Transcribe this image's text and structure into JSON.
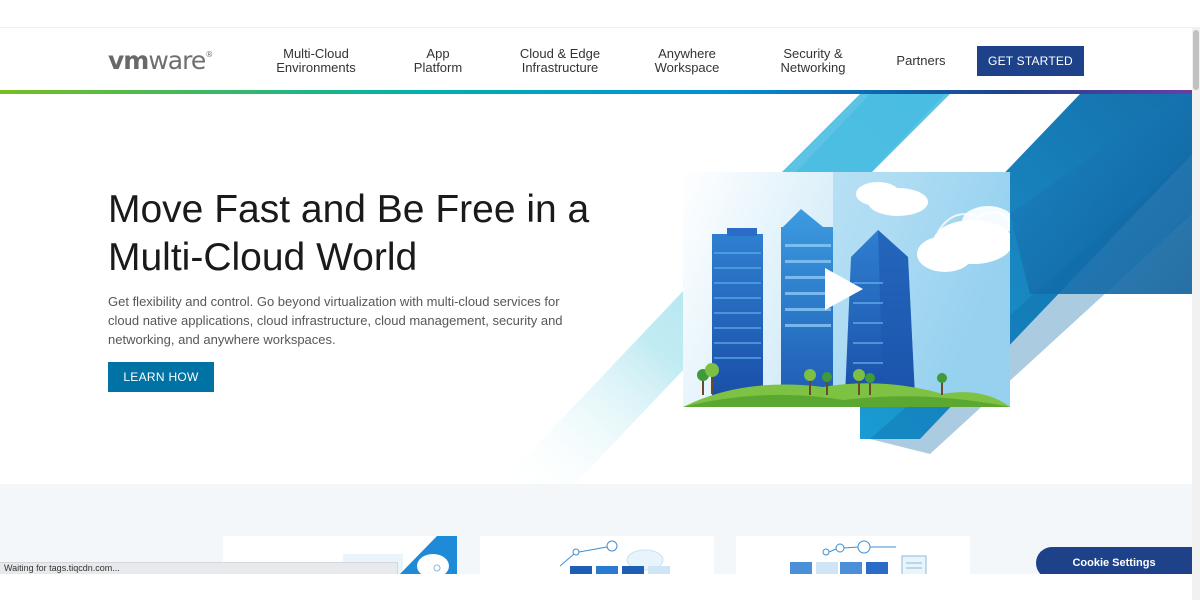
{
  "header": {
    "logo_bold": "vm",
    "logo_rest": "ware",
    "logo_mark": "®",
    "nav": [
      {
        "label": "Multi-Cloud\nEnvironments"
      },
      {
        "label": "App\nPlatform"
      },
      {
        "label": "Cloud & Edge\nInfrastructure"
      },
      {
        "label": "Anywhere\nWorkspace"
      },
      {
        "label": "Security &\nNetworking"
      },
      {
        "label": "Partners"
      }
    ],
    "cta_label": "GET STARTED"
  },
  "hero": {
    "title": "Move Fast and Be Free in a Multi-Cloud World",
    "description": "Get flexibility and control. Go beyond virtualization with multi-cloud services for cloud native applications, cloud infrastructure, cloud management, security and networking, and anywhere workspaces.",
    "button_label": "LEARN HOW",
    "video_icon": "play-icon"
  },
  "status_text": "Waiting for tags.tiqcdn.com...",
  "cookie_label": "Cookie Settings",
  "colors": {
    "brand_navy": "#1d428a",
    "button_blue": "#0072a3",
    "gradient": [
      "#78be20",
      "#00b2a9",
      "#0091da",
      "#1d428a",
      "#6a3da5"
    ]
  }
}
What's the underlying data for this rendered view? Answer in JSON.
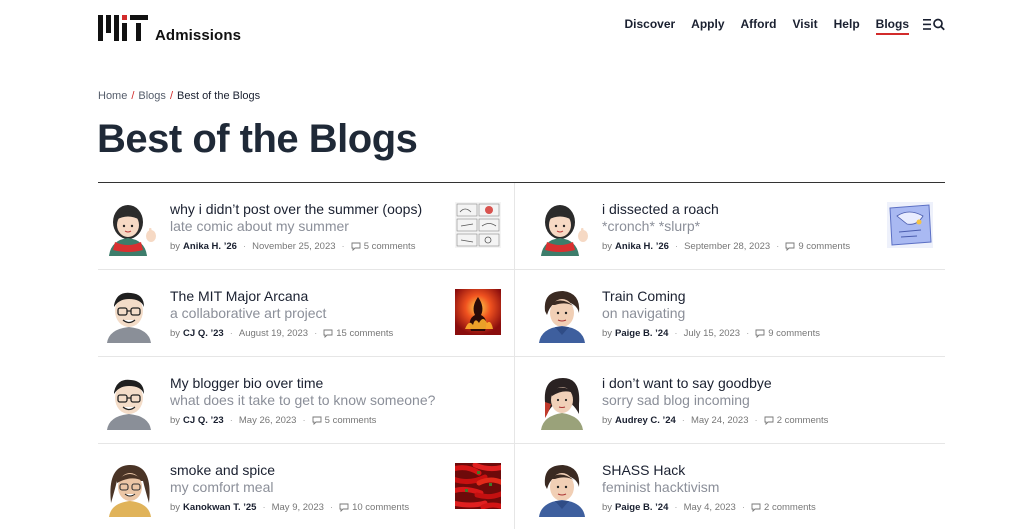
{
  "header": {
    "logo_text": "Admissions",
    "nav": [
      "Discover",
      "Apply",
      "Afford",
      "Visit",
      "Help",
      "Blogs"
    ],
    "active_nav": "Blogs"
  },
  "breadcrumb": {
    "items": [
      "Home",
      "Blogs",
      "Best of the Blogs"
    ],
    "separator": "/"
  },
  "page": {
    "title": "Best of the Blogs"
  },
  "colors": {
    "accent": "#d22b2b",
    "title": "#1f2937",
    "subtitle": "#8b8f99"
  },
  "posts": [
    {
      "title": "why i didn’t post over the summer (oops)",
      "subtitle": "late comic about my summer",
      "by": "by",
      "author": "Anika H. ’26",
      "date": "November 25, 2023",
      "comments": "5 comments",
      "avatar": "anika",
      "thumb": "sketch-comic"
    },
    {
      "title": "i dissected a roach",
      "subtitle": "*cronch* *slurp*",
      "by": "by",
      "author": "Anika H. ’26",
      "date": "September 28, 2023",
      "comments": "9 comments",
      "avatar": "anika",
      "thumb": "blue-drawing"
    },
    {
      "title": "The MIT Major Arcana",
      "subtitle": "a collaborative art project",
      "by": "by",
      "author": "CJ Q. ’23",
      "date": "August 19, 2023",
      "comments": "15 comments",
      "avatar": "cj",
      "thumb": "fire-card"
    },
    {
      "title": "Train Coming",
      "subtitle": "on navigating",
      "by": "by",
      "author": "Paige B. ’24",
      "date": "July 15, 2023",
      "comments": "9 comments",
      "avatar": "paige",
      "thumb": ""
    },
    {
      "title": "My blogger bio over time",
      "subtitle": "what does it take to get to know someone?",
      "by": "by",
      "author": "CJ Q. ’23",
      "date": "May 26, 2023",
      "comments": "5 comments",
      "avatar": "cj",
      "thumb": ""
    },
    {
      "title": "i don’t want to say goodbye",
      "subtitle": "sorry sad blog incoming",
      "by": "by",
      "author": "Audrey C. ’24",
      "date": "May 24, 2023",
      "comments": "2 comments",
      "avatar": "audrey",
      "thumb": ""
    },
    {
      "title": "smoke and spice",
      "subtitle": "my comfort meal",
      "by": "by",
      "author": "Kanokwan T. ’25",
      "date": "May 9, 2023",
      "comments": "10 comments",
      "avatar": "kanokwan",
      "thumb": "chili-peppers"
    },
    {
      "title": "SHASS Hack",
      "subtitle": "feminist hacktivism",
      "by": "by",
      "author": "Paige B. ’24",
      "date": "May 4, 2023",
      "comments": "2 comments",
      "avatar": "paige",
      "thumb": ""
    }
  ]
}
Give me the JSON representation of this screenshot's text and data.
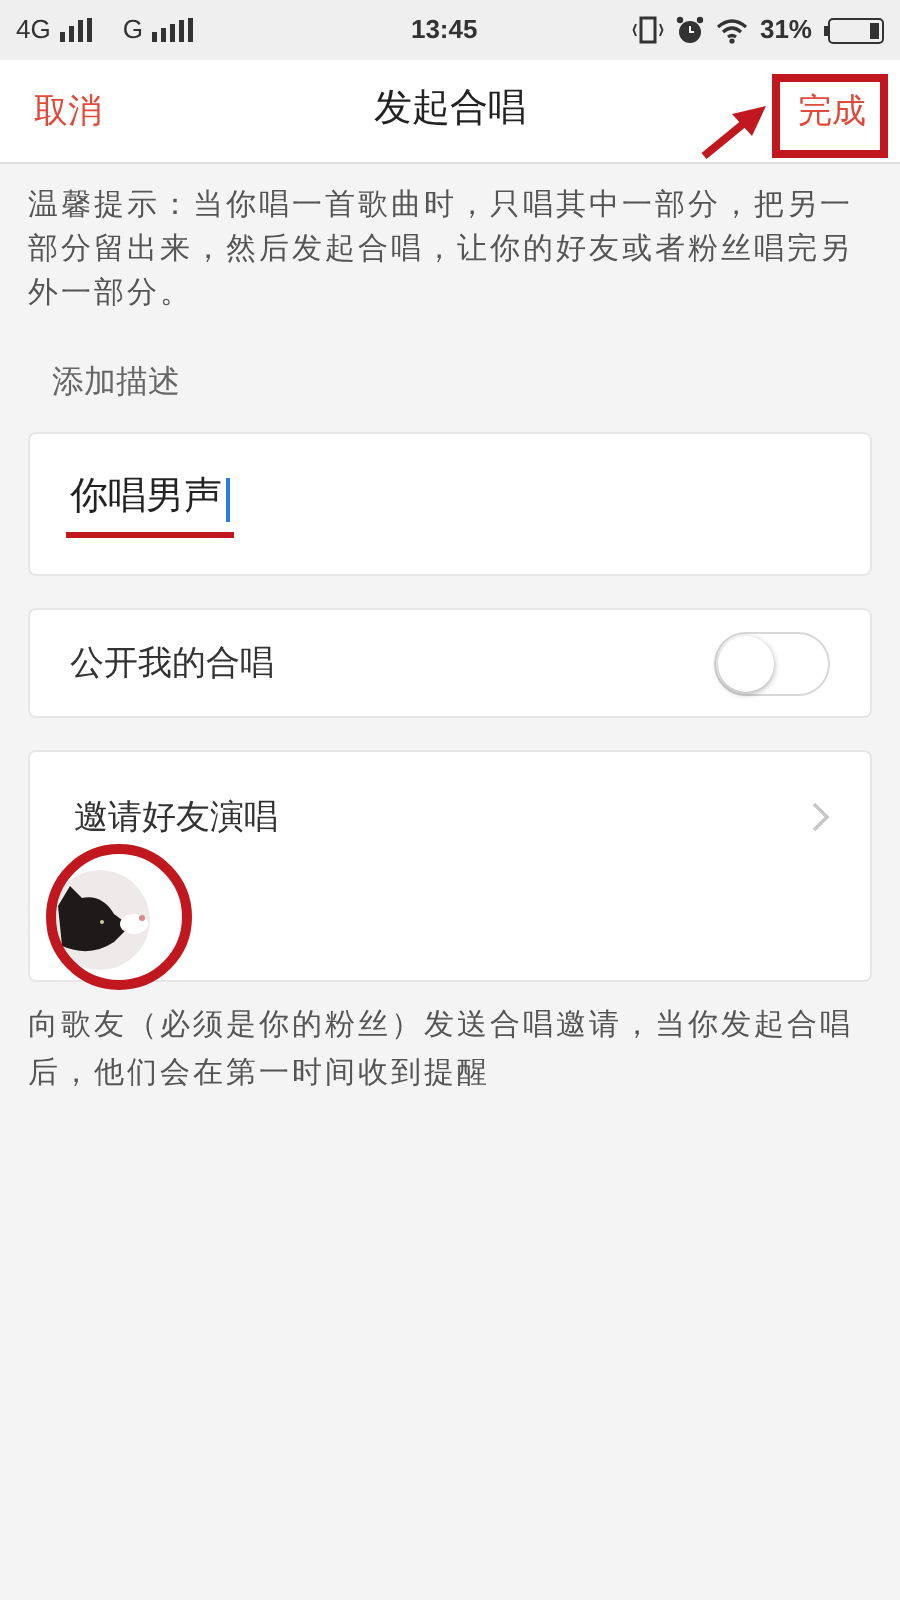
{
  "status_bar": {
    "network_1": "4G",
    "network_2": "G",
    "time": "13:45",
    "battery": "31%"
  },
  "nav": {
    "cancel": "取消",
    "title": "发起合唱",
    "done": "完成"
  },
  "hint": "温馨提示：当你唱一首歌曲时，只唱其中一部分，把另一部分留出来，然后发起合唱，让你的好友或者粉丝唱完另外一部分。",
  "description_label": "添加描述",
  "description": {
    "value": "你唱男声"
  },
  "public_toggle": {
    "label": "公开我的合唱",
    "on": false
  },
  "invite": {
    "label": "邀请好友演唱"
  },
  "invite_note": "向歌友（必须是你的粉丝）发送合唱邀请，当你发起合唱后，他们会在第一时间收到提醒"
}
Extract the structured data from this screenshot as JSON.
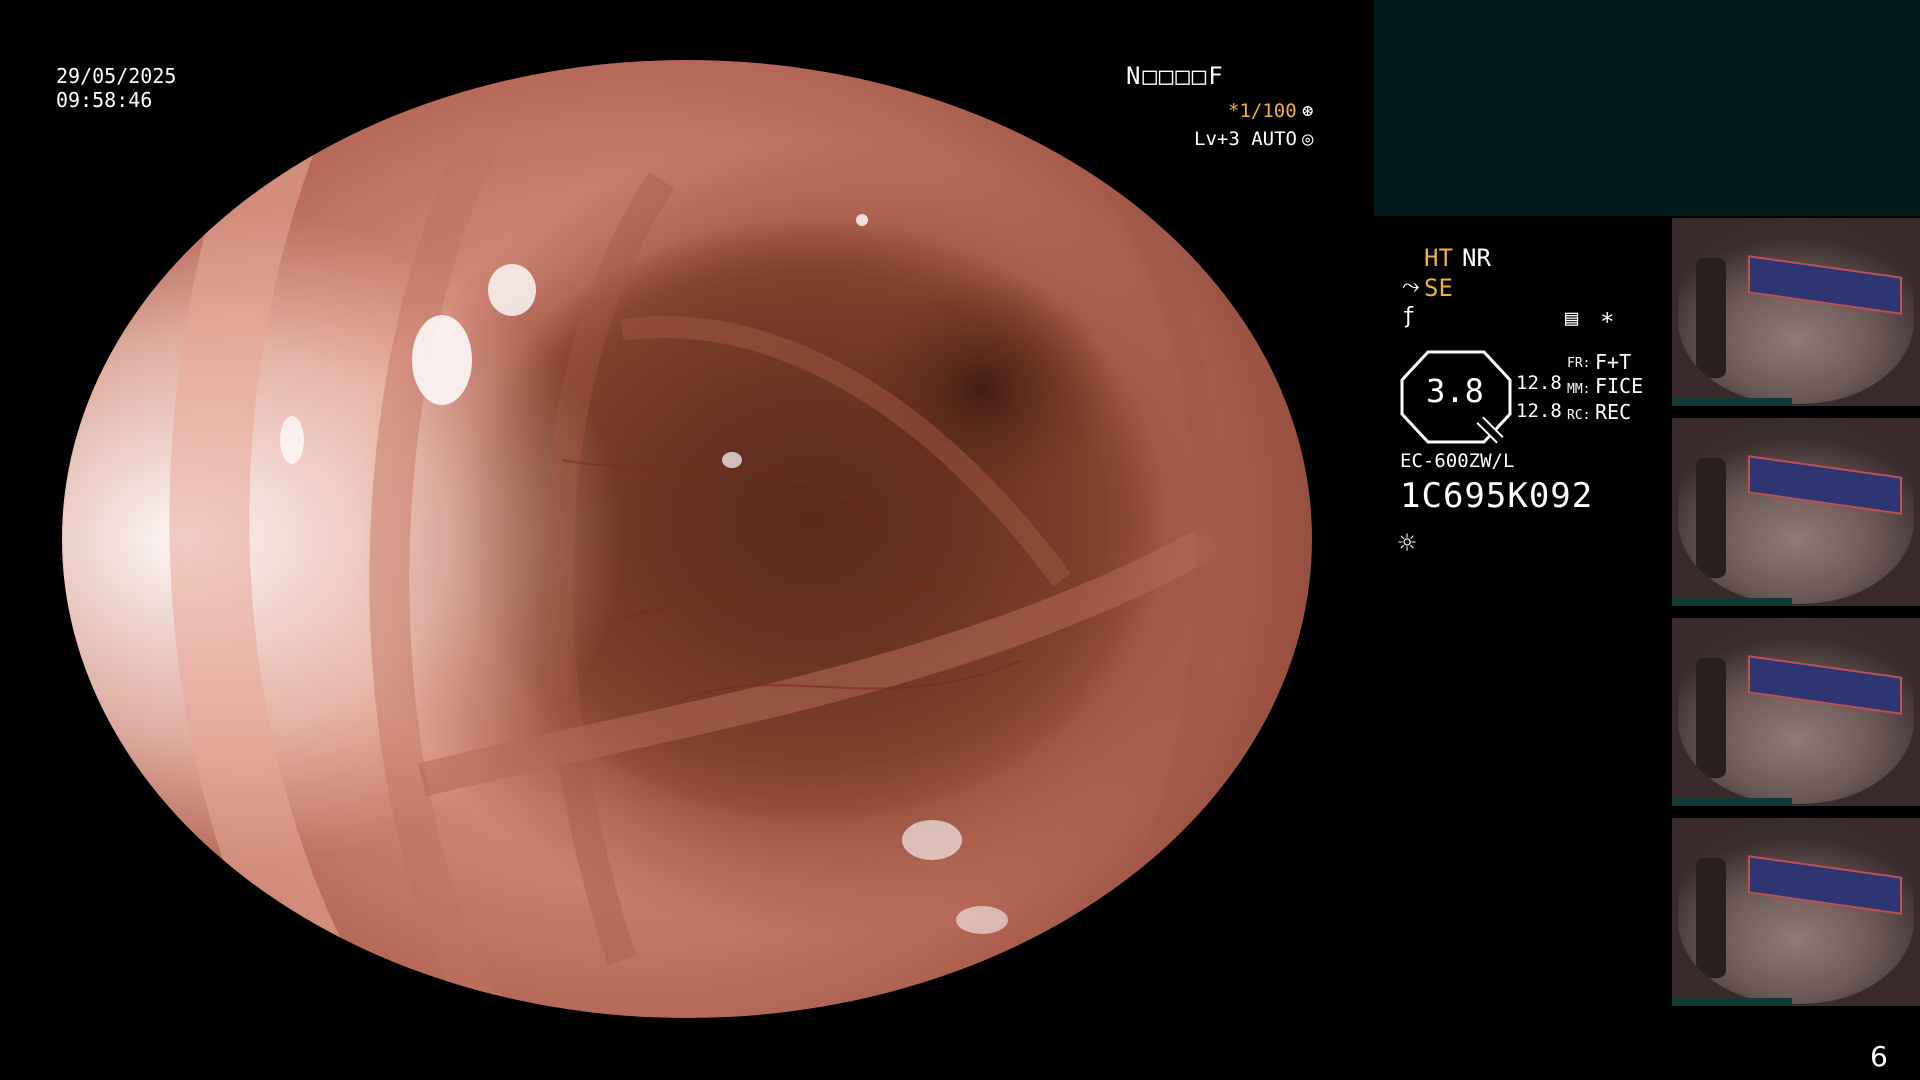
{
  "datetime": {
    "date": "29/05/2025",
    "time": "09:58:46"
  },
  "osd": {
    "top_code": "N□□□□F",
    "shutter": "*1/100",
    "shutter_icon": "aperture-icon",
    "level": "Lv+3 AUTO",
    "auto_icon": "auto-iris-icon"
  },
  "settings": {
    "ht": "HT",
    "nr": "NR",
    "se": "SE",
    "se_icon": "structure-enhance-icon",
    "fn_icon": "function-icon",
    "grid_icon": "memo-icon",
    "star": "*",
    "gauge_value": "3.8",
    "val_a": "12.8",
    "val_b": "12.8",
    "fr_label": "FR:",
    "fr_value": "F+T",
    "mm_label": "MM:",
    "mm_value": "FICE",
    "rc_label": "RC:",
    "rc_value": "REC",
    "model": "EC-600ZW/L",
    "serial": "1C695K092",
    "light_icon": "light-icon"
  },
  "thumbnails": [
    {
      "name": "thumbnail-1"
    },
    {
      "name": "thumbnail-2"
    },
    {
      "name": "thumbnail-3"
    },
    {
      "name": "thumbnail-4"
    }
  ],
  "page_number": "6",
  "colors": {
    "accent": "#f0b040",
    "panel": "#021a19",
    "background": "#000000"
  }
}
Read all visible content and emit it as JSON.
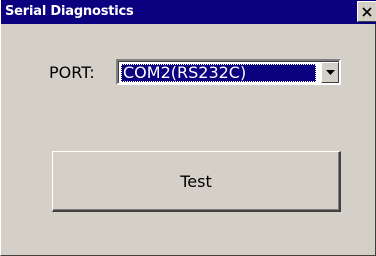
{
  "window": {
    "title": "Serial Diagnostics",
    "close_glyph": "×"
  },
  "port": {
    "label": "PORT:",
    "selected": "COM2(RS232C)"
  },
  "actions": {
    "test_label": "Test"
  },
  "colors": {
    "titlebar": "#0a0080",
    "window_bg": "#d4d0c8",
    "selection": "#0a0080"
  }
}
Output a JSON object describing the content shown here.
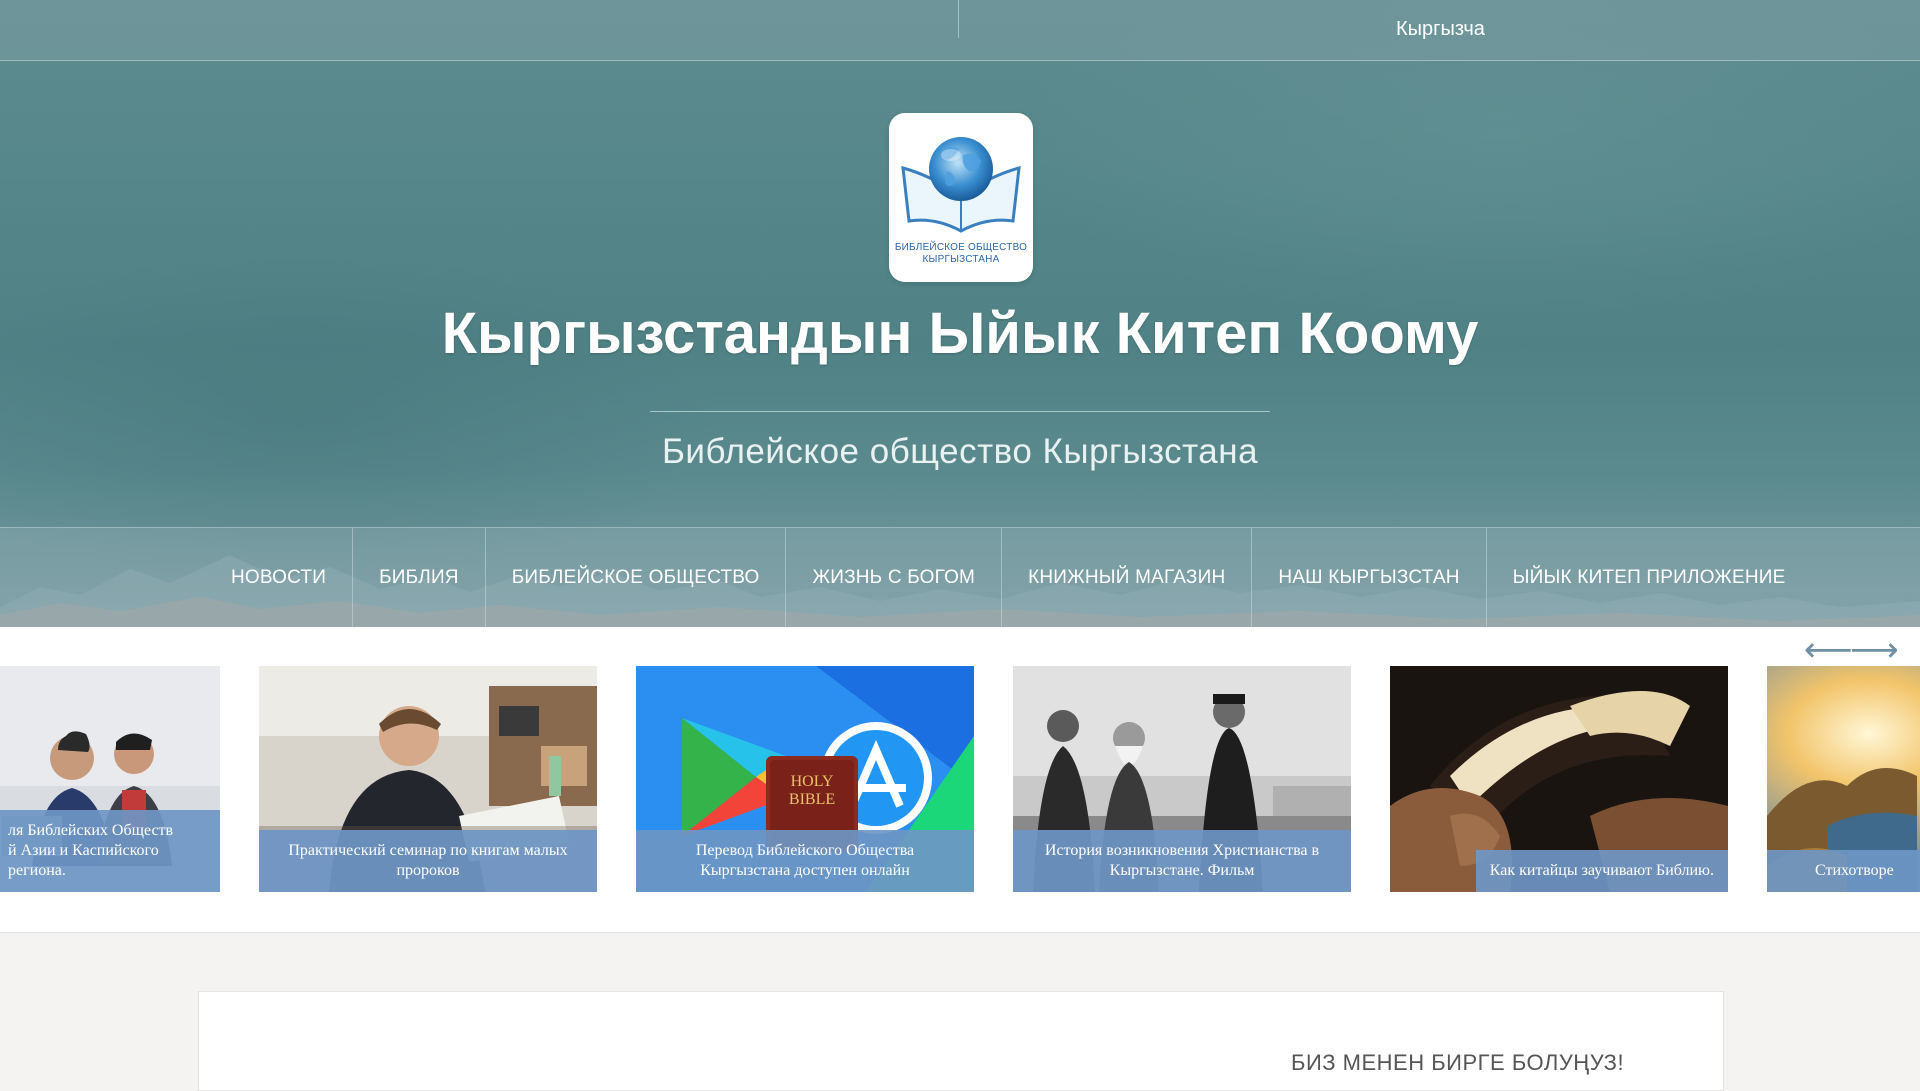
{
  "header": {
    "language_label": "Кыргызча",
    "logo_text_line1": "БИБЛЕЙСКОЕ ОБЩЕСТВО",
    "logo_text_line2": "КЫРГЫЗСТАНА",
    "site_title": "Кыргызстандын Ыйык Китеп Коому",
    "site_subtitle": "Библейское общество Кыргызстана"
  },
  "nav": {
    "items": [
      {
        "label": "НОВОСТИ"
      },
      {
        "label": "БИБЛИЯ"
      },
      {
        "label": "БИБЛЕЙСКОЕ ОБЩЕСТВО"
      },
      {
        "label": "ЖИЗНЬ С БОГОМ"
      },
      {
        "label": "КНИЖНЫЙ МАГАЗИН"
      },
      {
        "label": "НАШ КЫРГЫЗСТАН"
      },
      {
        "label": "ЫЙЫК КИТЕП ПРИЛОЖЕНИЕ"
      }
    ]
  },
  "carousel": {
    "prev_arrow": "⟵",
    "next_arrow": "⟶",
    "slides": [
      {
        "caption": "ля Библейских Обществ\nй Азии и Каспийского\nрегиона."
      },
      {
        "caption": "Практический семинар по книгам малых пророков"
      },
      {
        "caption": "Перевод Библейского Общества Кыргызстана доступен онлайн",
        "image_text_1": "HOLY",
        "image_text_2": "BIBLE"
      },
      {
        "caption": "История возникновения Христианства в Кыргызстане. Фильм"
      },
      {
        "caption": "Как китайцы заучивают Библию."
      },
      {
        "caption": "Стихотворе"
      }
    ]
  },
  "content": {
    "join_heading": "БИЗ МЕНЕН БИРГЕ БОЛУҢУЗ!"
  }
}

● ● ● ● ● ● ●

#### [Stated exercise]
Which lines hold the string "name"? List them all.

#### [Exercise solution]
      "name": "thumbnail-1"
      "name": "thumbnail-2"
      "name": "thumbnail-3"
      "name": "thumbnail-4"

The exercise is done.